START TASK MATERIAL

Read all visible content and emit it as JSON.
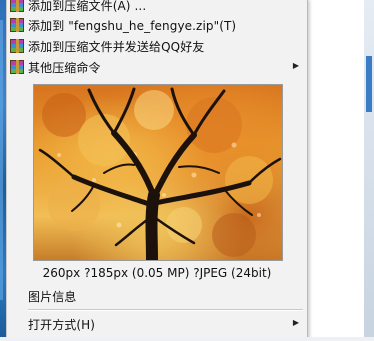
{
  "menu": {
    "items": [
      {
        "label": "添加到压缩文件(A) ...",
        "icon": "rar-archive-icon"
      },
      {
        "label": "添加到 \"fengshu_he_fengye.zip\"(T)",
        "icon": "rar-archive-icon"
      },
      {
        "label": "添加到压缩文件并发送给QQ好友",
        "icon": "rar-archive-icon"
      },
      {
        "label": "其他压缩命令",
        "icon": "rar-archive-icon",
        "has_submenu": true
      }
    ],
    "image_info": "260px ?185px (0.05 MP) ?JPEG (24bit)",
    "picture_info_label": "图片信息",
    "open_with_label": "打开方式(H)"
  },
  "colors": {
    "menu_background": "#f2f2f2",
    "separator": "#c9c9c9",
    "desktop_blue": "#2e6fb8"
  }
}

END TASK MATERIAL

WORK TO COMPLETE: Without the pictures, return the entries exactly as they appear.

SOLUTION TO THE PROBLEM:
Read all visible content and emit it as JSON.
{
  "menu": {
    "items": [
      {
        "label": "添加到压缩文件(A) ...",
        "icon": "rar-archive-icon"
      },
      {
        "label": "添加到 \"fengshu_he_fengye.zip\"(T)",
        "icon": "rar-archive-icon"
      },
      {
        "label": "添加到压缩文件并发送给QQ好友",
        "icon": "rar-archive-icon"
      },
      {
        "label": "其他压缩命令",
        "icon": "rar-archive-icon",
        "has_submenu": true
      }
    ],
    "image_info": "260px ?185px (0.05 MP) ?JPEG (24bit)",
    "picture_info_label": "图片信息",
    "open_with_label": "打开方式(H)"
  },
  "colors": {
    "menu_background": "#f2f2f2",
    "separator": "#c9c9c9",
    "desktop_blue": "#2e6fb8"
  }
}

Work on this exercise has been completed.